- Exercise brief
Write out all of the records precisely. Skip anything that is a picture.

- Supplied data

──────────

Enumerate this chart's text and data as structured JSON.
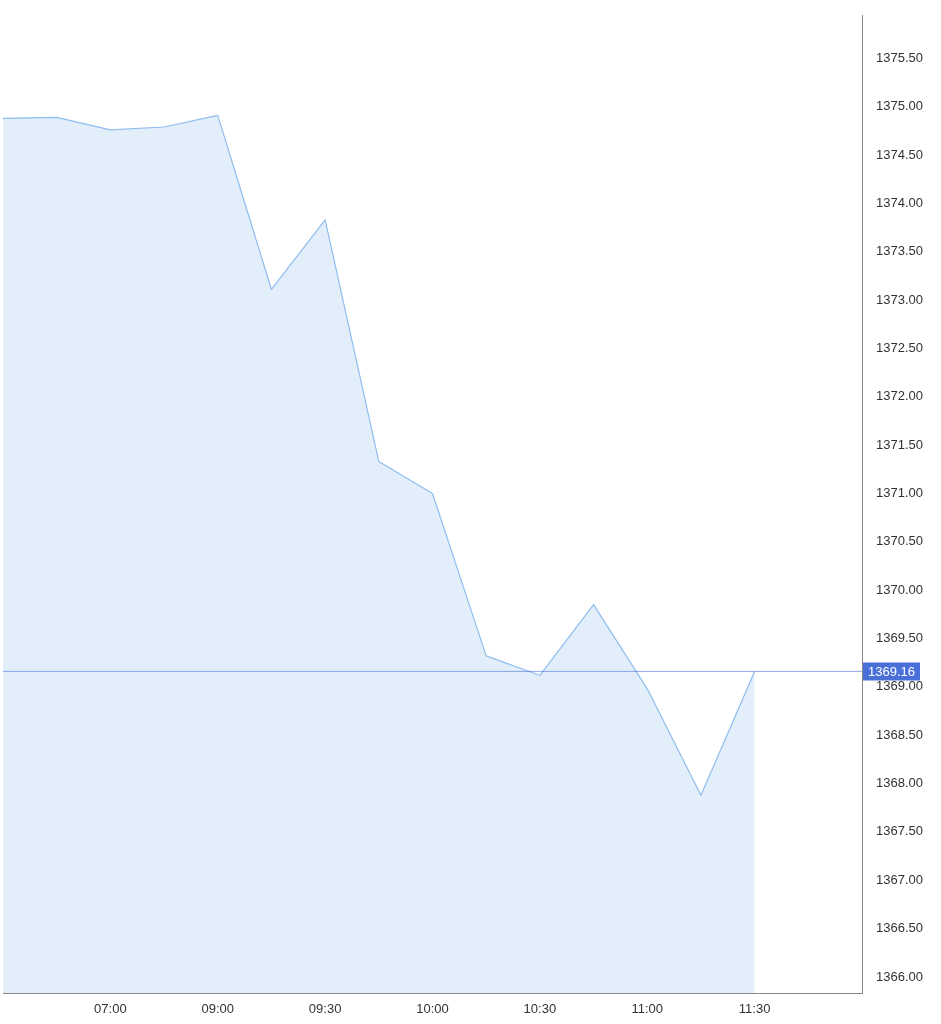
{
  "chart_data": {
    "type": "area",
    "categories": [
      null,
      null,
      "07:00",
      null,
      "09:00",
      null,
      "09:30",
      null,
      "10:00",
      null,
      "10:30",
      null,
      "11:00",
      null,
      "11:30",
      null,
      null
    ],
    "series": [
      {
        "color": "#8fbdee",
        "values": [
          1374.88,
          1374.89,
          1374.76,
          1374.79,
          1374.91,
          1373.11,
          1373.83,
          1371.33,
          1371.0,
          1369.32,
          1369.12,
          1369.85,
          1368.98,
          1367.88,
          1369.16,
          null,
          null
        ]
      }
    ],
    "ylim": [
      1365.83,
      1375.94
    ],
    "yticks": [
      {
        "value": 1366,
        "label": "1366.00"
      },
      {
        "value": 1366.5,
        "label": "1366.50"
      },
      {
        "value": 1367,
        "label": "1367.00"
      },
      {
        "value": 1367.5,
        "label": "1367.50"
      },
      {
        "value": 1368,
        "label": "1368.00"
      },
      {
        "value": 1368.5,
        "label": "1368.50"
      },
      {
        "value": 1369,
        "label": "1369.00"
      },
      {
        "value": 1369.5,
        "label": "1369.50"
      },
      {
        "value": 1370,
        "label": "1370.00"
      },
      {
        "value": 1370.5,
        "label": "1370.50"
      },
      {
        "value": 1371,
        "label": "1371.00"
      },
      {
        "value": 1371.5,
        "label": "1371.50"
      },
      {
        "value": 1372,
        "label": "1372.00"
      },
      {
        "value": 1372.5,
        "label": "1372.50"
      },
      {
        "value": 1373,
        "label": "1373.00"
      },
      {
        "value": 1373.5,
        "label": "1373.50"
      },
      {
        "value": 1374,
        "label": "1374.00"
      },
      {
        "value": 1374.5,
        "label": "1374.50"
      },
      {
        "value": 1375,
        "label": "1375.00"
      },
      {
        "value": 1375.5,
        "label": "1375.50"
      }
    ],
    "ref_lines": [
      {
        "axis": "y",
        "value": 1369.16,
        "label": "1369.16",
        "color": "#4a6fd8"
      }
    ],
    "grid": false,
    "legend": false,
    "marker": "none"
  }
}
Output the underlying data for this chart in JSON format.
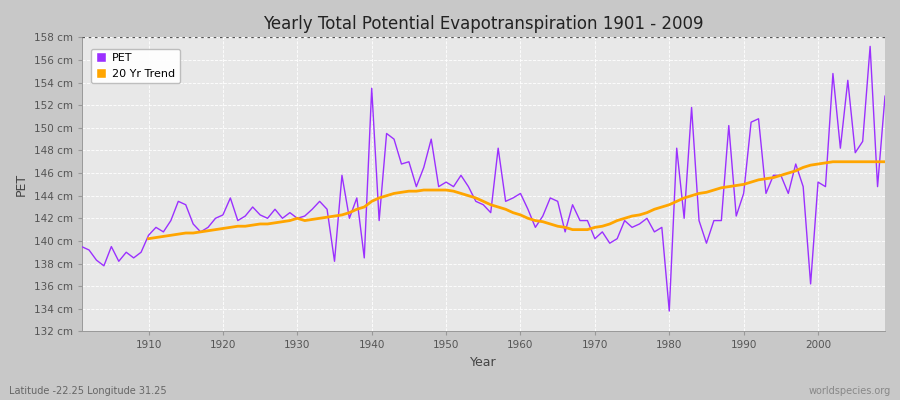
{
  "title": "Yearly Total Potential Evapotranspiration 1901 - 2009",
  "xlabel": "Year",
  "ylabel": "PET",
  "subtitle_left": "Latitude -22.25 Longitude 31.25",
  "subtitle_right": "worldspecies.org",
  "ylim": [
    132,
    158
  ],
  "xlim": [
    1901,
    2009
  ],
  "ytick_labels": [
    "132 cm",
    "134 cm",
    "136 cm",
    "138 cm",
    "140 cm",
    "142 cm",
    "144 cm",
    "146 cm",
    "148 cm",
    "150 cm",
    "152 cm",
    "154 cm",
    "156 cm",
    "158 cm"
  ],
  "ytick_values": [
    132,
    134,
    136,
    138,
    140,
    142,
    144,
    146,
    148,
    150,
    152,
    154,
    156,
    158
  ],
  "pet_color": "#9B30FF",
  "trend_color": "#FFA500",
  "fig_bg_color": "#C8C8C8",
  "plot_bg_color": "#E8E8E8",
  "grid_color": "#FFFFFF",
  "dotted_line_y": 158,
  "legend_pet": "PET",
  "legend_trend": "20 Yr Trend",
  "years": [
    1901,
    1902,
    1903,
    1904,
    1905,
    1906,
    1907,
    1908,
    1909,
    1910,
    1911,
    1912,
    1913,
    1914,
    1915,
    1916,
    1917,
    1918,
    1919,
    1920,
    1921,
    1922,
    1923,
    1924,
    1925,
    1926,
    1927,
    1928,
    1929,
    1930,
    1931,
    1932,
    1933,
    1934,
    1935,
    1936,
    1937,
    1938,
    1939,
    1940,
    1941,
    1942,
    1943,
    1944,
    1945,
    1946,
    1947,
    1948,
    1949,
    1950,
    1951,
    1952,
    1953,
    1954,
    1955,
    1956,
    1957,
    1958,
    1959,
    1960,
    1961,
    1962,
    1963,
    1964,
    1965,
    1966,
    1967,
    1968,
    1969,
    1970,
    1971,
    1972,
    1973,
    1974,
    1975,
    1976,
    1977,
    1978,
    1979,
    1980,
    1981,
    1982,
    1983,
    1984,
    1985,
    1986,
    1987,
    1988,
    1989,
    1990,
    1991,
    1992,
    1993,
    1994,
    1995,
    1996,
    1997,
    1998,
    1999,
    2000,
    2001,
    2002,
    2003,
    2004,
    2005,
    2006,
    2007,
    2008,
    2009
  ],
  "pet_values": [
    139.5,
    139.2,
    138.3,
    137.8,
    139.5,
    138.2,
    139.0,
    138.5,
    139.0,
    140.5,
    141.2,
    140.8,
    141.8,
    143.5,
    143.2,
    141.5,
    140.8,
    141.2,
    142.0,
    142.3,
    143.8,
    141.8,
    142.2,
    143.0,
    142.3,
    142.0,
    142.8,
    142.0,
    142.5,
    142.0,
    142.2,
    142.8,
    143.5,
    142.8,
    138.2,
    145.8,
    142.0,
    143.8,
    138.5,
    153.5,
    141.8,
    149.5,
    149.0,
    146.8,
    147.0,
    144.8,
    146.5,
    149.0,
    144.8,
    145.2,
    144.8,
    145.8,
    144.8,
    143.5,
    143.2,
    142.5,
    148.2,
    143.5,
    143.8,
    144.2,
    142.8,
    141.2,
    142.2,
    143.8,
    143.5,
    140.8,
    143.2,
    141.8,
    141.8,
    140.2,
    140.8,
    139.8,
    140.2,
    141.8,
    141.2,
    141.5,
    142.0,
    140.8,
    141.2,
    133.8,
    148.2,
    142.0,
    151.8,
    141.8,
    139.8,
    141.8,
    141.8,
    150.2,
    142.2,
    144.2,
    150.5,
    150.8,
    144.2,
    145.8,
    145.8,
    144.2,
    146.8,
    144.8,
    136.2,
    145.2,
    144.8,
    154.8,
    148.2,
    154.2,
    147.8,
    148.8,
    157.2,
    144.8,
    152.8
  ],
  "trend_values": [
    null,
    null,
    null,
    null,
    null,
    null,
    null,
    null,
    null,
    140.2,
    140.3,
    140.4,
    140.5,
    140.6,
    140.7,
    140.7,
    140.8,
    140.9,
    141.0,
    141.1,
    141.2,
    141.3,
    141.3,
    141.4,
    141.5,
    141.5,
    141.6,
    141.7,
    141.8,
    142.0,
    141.8,
    141.9,
    142.0,
    142.1,
    142.2,
    142.3,
    142.5,
    142.8,
    143.0,
    143.5,
    143.8,
    144.0,
    144.2,
    144.3,
    144.4,
    144.4,
    144.5,
    144.5,
    144.5,
    144.5,
    144.4,
    144.2,
    144.0,
    143.8,
    143.5,
    143.2,
    143.0,
    142.8,
    142.5,
    142.3,
    142.0,
    141.8,
    141.7,
    141.5,
    141.3,
    141.2,
    141.0,
    141.0,
    141.0,
    141.2,
    141.3,
    141.5,
    141.8,
    142.0,
    142.2,
    142.3,
    142.5,
    142.8,
    143.0,
    143.2,
    143.5,
    143.8,
    144.0,
    144.2,
    144.3,
    144.5,
    144.7,
    144.8,
    144.9,
    145.0,
    145.2,
    145.4,
    145.5,
    145.6,
    145.8,
    146.0,
    146.2,
    146.5,
    146.7,
    146.8,
    146.9,
    147.0,
    147.0,
    147.0,
    147.0,
    147.0,
    147.0,
    147.0,
    147.0
  ]
}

──────────

- Correct response
Enumerate this chart's text and data as structured JSON.
{
  "chart_data": {
    "type": "area",
    "categories": [
      null,
      null,
      "07:00",
      null,
      "09:00",
      null,
      "09:30",
      null,
      "10:00",
      null,
      "10:30",
      null,
      "11:00",
      null,
      "11:30",
      null,
      null
    ],
    "series": [
      {
        "color": "#8fbdee",
        "values": [
          1374.88,
          1374.89,
          1374.76,
          1374.79,
          1374.91,
          1373.11,
          1373.83,
          1371.33,
          1371.0,
          1369.32,
          1369.12,
          1369.85,
          1368.98,
          1367.88,
          1369.16,
          null,
          null
        ]
      }
    ],
    "ylim": [
      1365.83,
      1375.94
    ],
    "yticks": [
      {
        "value": 1366,
        "label": "1366.00"
      },
      {
        "value": 1366.5,
        "label": "1366.50"
      },
      {
        "value": 1367,
        "label": "1367.00"
      },
      {
        "value": 1367.5,
        "label": "1367.50"
      },
      {
        "value": 1368,
        "label": "1368.00"
      },
      {
        "value": 1368.5,
        "label": "1368.50"
      },
      {
        "value": 1369,
        "label": "1369.00"
      },
      {
        "value": 1369.5,
        "label": "1369.50"
      },
      {
        "value": 1370,
        "label": "1370.00"
      },
      {
        "value": 1370.5,
        "label": "1370.50"
      },
      {
        "value": 1371,
        "label": "1371.00"
      },
      {
        "value": 1371.5,
        "label": "1371.50"
      },
      {
        "value": 1372,
        "label": "1372.00"
      },
      {
        "value": 1372.5,
        "label": "1372.50"
      },
      {
        "value": 1373,
        "label": "1373.00"
      },
      {
        "value": 1373.5,
        "label": "1373.50"
      },
      {
        "value": 1374,
        "label": "1374.00"
      },
      {
        "value": 1374.5,
        "label": "1374.50"
      },
      {
        "value": 1375,
        "label": "1375.00"
      },
      {
        "value": 1375.5,
        "label": "1375.50"
      }
    ],
    "ref_lines": [
      {
        "axis": "y",
        "value": 1369.16,
        "label": "1369.16",
        "color": "#4a6fd8"
      }
    ],
    "grid": false,
    "legend": false,
    "marker": "none"
  }
}
Output the underlying data for this chart in JSON format.
{
  "title": "Yearly Total Potential Evapotranspiration 1901 - 2009",
  "xlabel": "Year",
  "ylabel": "PET",
  "subtitle_left": "Latitude -22.25 Longitude 31.25",
  "subtitle_right": "worldspecies.org",
  "ylim": [
    132,
    158
  ],
  "xlim": [
    1901,
    2009
  ],
  "ytick_labels": [
    "132 cm",
    "134 cm",
    "136 cm",
    "138 cm",
    "140 cm",
    "142 cm",
    "144 cm",
    "146 cm",
    "148 cm",
    "150 cm",
    "152 cm",
    "154 cm",
    "156 cm",
    "158 cm"
  ],
  "ytick_values": [
    132,
    134,
    136,
    138,
    140,
    142,
    144,
    146,
    148,
    150,
    152,
    154,
    156,
    158
  ],
  "pet_color": "#9B30FF",
  "trend_color": "#FFA500",
  "fig_bg_color": "#C8C8C8",
  "plot_bg_color": "#E8E8E8",
  "grid_color": "#FFFFFF",
  "dotted_line_y": 158,
  "legend_pet": "PET",
  "legend_trend": "20 Yr Trend",
  "years": [
    1901,
    1902,
    1903,
    1904,
    1905,
    1906,
    1907,
    1908,
    1909,
    1910,
    1911,
    1912,
    1913,
    1914,
    1915,
    1916,
    1917,
    1918,
    1919,
    1920,
    1921,
    1922,
    1923,
    1924,
    1925,
    1926,
    1927,
    1928,
    1929,
    1930,
    1931,
    1932,
    1933,
    1934,
    1935,
    1936,
    1937,
    1938,
    1939,
    1940,
    1941,
    1942,
    1943,
    1944,
    1945,
    1946,
    1947,
    1948,
    1949,
    1950,
    1951,
    1952,
    1953,
    1954,
    1955,
    1956,
    1957,
    1958,
    1959,
    1960,
    1961,
    1962,
    1963,
    1964,
    1965,
    1966,
    1967,
    1968,
    1969,
    1970,
    1971,
    1972,
    1973,
    1974,
    1975,
    1976,
    1977,
    1978,
    1979,
    1980,
    1981,
    1982,
    1983,
    1984,
    1985,
    1986,
    1987,
    1988,
    1989,
    1990,
    1991,
    1992,
    1993,
    1994,
    1995,
    1996,
    1997,
    1998,
    1999,
    2000,
    2001,
    2002,
    2003,
    2004,
    2005,
    2006,
    2007,
    2008,
    2009
  ],
  "pet_values": [
    139.5,
    139.2,
    138.3,
    137.8,
    139.5,
    138.2,
    139.0,
    138.5,
    139.0,
    140.5,
    141.2,
    140.8,
    141.8,
    143.5,
    143.2,
    141.5,
    140.8,
    141.2,
    142.0,
    142.3,
    143.8,
    141.8,
    142.2,
    143.0,
    142.3,
    142.0,
    142.8,
    142.0,
    142.5,
    142.0,
    142.2,
    142.8,
    143.5,
    142.8,
    138.2,
    145.8,
    142.0,
    143.8,
    138.5,
    153.5,
    141.8,
    149.5,
    149.0,
    146.8,
    147.0,
    144.8,
    146.5,
    149.0,
    144.8,
    145.2,
    144.8,
    145.8,
    144.8,
    143.5,
    143.2,
    142.5,
    148.2,
    143.5,
    143.8,
    144.2,
    142.8,
    141.2,
    142.2,
    143.8,
    143.5,
    140.8,
    143.2,
    141.8,
    141.8,
    140.2,
    140.8,
    139.8,
    140.2,
    141.8,
    141.2,
    141.5,
    142.0,
    140.8,
    141.2,
    133.8,
    148.2,
    142.0,
    151.8,
    141.8,
    139.8,
    141.8,
    141.8,
    150.2,
    142.2,
    144.2,
    150.5,
    150.8,
    144.2,
    145.8,
    145.8,
    144.2,
    146.8,
    144.8,
    136.2,
    145.2,
    144.8,
    154.8,
    148.2,
    154.2,
    147.8,
    148.8,
    157.2,
    144.8,
    152.8
  ],
  "trend_values": [
    null,
    null,
    null,
    null,
    null,
    null,
    null,
    null,
    null,
    140.2,
    140.3,
    140.4,
    140.5,
    140.6,
    140.7,
    140.7,
    140.8,
    140.9,
    141.0,
    141.1,
    141.2,
    141.3,
    141.3,
    141.4,
    141.5,
    141.5,
    141.6,
    141.7,
    141.8,
    142.0,
    141.8,
    141.9,
    142.0,
    142.1,
    142.2,
    142.3,
    142.5,
    142.8,
    143.0,
    143.5,
    143.8,
    144.0,
    144.2,
    144.3,
    144.4,
    144.4,
    144.5,
    144.5,
    144.5,
    144.5,
    144.4,
    144.2,
    144.0,
    143.8,
    143.5,
    143.2,
    143.0,
    142.8,
    142.5,
    142.3,
    142.0,
    141.8,
    141.7,
    141.5,
    141.3,
    141.2,
    141.0,
    141.0,
    141.0,
    141.2,
    141.3,
    141.5,
    141.8,
    142.0,
    142.2,
    142.3,
    142.5,
    142.8,
    143.0,
    143.2,
    143.5,
    143.8,
    144.0,
    144.2,
    144.3,
    144.5,
    144.7,
    144.8,
    144.9,
    145.0,
    145.2,
    145.4,
    145.5,
    145.6,
    145.8,
    146.0,
    146.2,
    146.5,
    146.7,
    146.8,
    146.9,
    147.0,
    147.0,
    147.0,
    147.0,
    147.0,
    147.0,
    147.0,
    147.0
  ]
}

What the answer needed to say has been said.